=== TASK DESCRIPTION ===
Find how many lines in the data below include the word "consiste", then write only that number.

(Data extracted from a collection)
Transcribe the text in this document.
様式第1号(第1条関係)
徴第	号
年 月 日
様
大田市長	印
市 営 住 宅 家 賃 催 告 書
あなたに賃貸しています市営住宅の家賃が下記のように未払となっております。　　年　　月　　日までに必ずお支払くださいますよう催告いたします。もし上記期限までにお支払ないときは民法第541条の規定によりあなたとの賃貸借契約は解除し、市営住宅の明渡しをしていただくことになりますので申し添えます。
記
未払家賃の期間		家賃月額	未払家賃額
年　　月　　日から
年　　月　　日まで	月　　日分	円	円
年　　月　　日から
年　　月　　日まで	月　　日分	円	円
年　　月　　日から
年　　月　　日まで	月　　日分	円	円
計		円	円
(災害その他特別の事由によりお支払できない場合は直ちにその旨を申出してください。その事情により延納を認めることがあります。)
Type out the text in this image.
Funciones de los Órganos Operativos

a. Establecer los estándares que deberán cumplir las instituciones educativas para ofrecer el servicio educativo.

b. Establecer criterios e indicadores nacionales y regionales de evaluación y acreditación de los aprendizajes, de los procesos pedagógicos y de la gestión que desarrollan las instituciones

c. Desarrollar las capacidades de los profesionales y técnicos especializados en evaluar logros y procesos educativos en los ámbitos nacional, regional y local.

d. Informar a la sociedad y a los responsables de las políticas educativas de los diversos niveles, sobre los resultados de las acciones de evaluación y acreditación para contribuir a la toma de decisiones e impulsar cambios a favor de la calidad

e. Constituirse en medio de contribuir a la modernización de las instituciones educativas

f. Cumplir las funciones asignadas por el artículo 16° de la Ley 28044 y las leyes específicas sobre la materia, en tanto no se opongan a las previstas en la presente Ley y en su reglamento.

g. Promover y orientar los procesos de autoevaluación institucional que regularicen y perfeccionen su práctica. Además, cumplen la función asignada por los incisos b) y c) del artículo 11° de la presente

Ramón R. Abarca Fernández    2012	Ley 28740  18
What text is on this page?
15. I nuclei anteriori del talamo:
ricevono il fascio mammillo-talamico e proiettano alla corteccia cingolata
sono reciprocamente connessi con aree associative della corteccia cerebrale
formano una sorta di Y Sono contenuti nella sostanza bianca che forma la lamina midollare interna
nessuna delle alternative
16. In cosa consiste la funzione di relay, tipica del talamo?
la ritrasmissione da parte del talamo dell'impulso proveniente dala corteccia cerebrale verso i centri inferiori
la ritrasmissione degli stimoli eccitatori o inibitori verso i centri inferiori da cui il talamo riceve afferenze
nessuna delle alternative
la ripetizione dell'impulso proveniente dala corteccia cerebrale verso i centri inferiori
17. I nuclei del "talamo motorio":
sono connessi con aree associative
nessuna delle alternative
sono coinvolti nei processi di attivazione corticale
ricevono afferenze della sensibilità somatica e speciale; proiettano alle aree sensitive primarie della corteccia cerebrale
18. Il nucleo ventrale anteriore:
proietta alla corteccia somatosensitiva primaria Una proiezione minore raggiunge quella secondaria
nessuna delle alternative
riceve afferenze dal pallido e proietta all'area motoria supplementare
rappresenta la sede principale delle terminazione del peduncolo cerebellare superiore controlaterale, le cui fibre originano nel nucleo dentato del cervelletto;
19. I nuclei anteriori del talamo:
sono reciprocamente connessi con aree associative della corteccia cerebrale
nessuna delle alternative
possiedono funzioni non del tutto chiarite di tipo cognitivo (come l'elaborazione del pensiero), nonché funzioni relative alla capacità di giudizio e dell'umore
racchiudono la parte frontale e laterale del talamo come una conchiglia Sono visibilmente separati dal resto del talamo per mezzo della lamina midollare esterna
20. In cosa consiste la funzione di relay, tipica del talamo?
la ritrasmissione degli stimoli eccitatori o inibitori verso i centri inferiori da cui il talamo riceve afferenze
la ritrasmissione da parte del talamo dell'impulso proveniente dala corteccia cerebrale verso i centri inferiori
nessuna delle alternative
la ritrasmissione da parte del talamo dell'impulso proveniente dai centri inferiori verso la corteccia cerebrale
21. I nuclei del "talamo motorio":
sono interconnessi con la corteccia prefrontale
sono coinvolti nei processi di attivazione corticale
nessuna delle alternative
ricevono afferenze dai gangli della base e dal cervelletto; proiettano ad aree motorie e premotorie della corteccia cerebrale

=== PROBLEM SOLUTION ===
2